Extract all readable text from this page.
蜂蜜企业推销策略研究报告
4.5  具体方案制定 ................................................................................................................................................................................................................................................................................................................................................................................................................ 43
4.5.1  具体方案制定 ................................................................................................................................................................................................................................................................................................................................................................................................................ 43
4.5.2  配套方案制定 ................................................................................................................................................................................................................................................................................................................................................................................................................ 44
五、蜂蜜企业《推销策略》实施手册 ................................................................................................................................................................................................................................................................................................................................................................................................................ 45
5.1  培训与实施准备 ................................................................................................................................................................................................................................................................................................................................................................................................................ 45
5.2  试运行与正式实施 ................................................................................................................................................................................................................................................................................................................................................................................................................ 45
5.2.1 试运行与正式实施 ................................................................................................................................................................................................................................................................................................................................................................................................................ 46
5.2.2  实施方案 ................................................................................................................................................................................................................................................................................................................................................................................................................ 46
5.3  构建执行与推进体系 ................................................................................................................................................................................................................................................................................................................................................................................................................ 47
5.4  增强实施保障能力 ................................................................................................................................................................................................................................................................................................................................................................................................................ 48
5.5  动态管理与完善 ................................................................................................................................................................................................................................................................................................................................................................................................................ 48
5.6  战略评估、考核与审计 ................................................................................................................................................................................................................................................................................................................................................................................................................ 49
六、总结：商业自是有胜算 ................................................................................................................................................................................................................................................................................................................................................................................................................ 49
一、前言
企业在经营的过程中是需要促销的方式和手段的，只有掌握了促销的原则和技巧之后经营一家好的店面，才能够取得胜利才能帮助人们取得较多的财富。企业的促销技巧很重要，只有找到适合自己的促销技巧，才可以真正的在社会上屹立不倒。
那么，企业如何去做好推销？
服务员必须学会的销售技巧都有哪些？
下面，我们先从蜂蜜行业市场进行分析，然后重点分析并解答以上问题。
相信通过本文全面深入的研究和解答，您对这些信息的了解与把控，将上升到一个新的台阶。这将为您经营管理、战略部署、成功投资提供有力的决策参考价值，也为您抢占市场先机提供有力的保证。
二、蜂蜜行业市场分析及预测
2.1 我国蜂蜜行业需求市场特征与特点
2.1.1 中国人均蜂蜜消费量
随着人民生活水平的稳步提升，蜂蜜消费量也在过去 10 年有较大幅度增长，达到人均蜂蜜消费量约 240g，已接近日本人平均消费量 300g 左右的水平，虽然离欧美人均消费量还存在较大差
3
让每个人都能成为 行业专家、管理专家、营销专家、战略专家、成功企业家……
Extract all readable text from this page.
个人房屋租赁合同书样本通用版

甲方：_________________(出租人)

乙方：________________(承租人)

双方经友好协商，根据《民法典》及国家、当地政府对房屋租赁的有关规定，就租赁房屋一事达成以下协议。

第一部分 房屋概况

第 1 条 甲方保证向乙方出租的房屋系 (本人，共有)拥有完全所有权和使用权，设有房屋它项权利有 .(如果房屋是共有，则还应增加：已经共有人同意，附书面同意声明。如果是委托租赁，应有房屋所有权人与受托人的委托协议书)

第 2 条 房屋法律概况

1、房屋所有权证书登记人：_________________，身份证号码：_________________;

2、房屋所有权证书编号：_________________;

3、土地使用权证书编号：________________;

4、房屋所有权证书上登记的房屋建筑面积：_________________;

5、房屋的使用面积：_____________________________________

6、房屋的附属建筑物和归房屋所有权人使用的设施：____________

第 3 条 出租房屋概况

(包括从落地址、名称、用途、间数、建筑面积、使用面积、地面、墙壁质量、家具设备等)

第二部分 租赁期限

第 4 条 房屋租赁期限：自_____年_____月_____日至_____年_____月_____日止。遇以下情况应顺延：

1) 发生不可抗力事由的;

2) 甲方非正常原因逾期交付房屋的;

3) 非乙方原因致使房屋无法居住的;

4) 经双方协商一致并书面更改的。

> AIM OF THE TASK
Exactly reproduce every line of the data above.

> FULL ANSWER
Extract all readable text from this page.
蜂蜜企业推销策略研究报告
4.5  具体方案制定 ................................................................................................................................................................................................................................................................................................................................................................................................................ 43
4.5.1  具体方案制定 ................................................................................................................................................................................................................................................................................................................................................................................................................ 43
4.5.2  配套方案制定 ................................................................................................................................................................................................................................................................................................................................................................................................................ 44
五、蜂蜜企业《推销策略》实施手册 ................................................................................................................................................................................................................................................................................................................................................................................................................ 45
5.1  培训与实施准备 ................................................................................................................................................................................................................................................................................................................................................................................................................ 45
5.2  试运行与正式实施 ................................................................................................................................................................................................................................................................................................................................................................................................................ 45
5.2.1 试运行与正式实施 ................................................................................................................................................................................................................................................................................................................................................................................................................ 46
5.2.2  实施方案 ................................................................................................................................................................................................................................................................................................................................................................................................................ 46
5.3  构建执行与推进体系 ................................................................................................................................................................................................................................................................................................................................................................................................................ 47
5.4  增强实施保障能力 ................................................................................................................................................................................................................................................................................................................................................................................................................ 48
5.5  动态管理与完善 ................................................................................................................................................................................................................................................................................................................................................................................................................ 48
5.6  战略评估、考核与审计 ................................................................................................................................................................................................................................................................................................................................................................................................................ 49
六、总结：商业自是有胜算 ................................................................................................................................................................................................................................................................................................................................................................................................................ 49
一、前言
企业在经营的过程中是需要促销的方式和手段的，只有掌握了促销的原则和技巧之后经营一家好的店面，才能够取得胜利才能帮助人们取得较多的财富。企业的促销技巧很重要，只有找到适合自己的促销技巧，才可以真正的在社会上屹立不倒。
那么，企业如何去做好推销？
服务员必须学会的销售技巧都有哪些？
下面，我们先从蜂蜜行业市场进行分析，然后重点分析并解答以上问题。
相信通过本文全面深入的研究和解答，您对这些信息的了解与把控，将上升到一个新的台阶。这将为您经营管理、战略部署、成功投资提供有力的决策参考价值，也为您抢占市场先机提供有力的保证。
二、蜂蜜行业市场分析及预测
2.1 我国蜂蜜行业需求市场特征与特点
2.1.1 中国人均蜂蜜消费量
随着人民生活水平的稳步提升，蜂蜜消费量也在过去 10 年有较大幅度增长，达到人均蜂蜜消费量约 240g，已接近日本人平均消费量 300g 左右的水平，虽然离欧美人均消费量还存在较大差
3
让每个人都能成为 行业专家、管理专家、营销专家、战略专家、成功企业家……
Extract all readable text from this page.
个人房屋租赁合同书样本通用版

甲方：_________________(出租人)

乙方：________________(承租人)

双方经友好协商，根据《民法典》及国家、当地政府对房屋租赁的有关规定，就租赁房屋一事达成以下协议。

第一部分 房屋概况

第 1 条 甲方保证向乙方出租的房屋系 (本人，共有)拥有完全所有权和使用权，设有房屋它项权利有 .(如果房屋是共有，则还应增加：已经共有人同意，附书面同意声明。如果是委托租赁，应有房屋所有权人与受托人的委托协议书)

第 2 条 房屋法律概况

1、房屋所有权证书登记人：_________________，身份证号码：_________________;

2、房屋所有权证书编号：_________________;

3、土地使用权证书编号：________________;

4、房屋所有权证书上登记的房屋建筑面积：_________________;

5、房屋的使用面积：_____________________________________

6、房屋的附属建筑物和归房屋所有权人使用的设施：____________

第 3 条 出租房屋概况

(包括从落地址、名称、用途、间数、建筑面积、使用面积、地面、墙壁质量、家具设备等)

第二部分 租赁期限

第 4 条 房屋租赁期限：自_____年_____月_____日至_____年_____月_____日止。遇以下情况应顺延：

1) 发生不可抗力事由的;

2) 甲方非正常原因逾期交付房屋的;

3) 非乙方原因致使房屋无法居住的;

4) 经双方协商一致并书面更改的。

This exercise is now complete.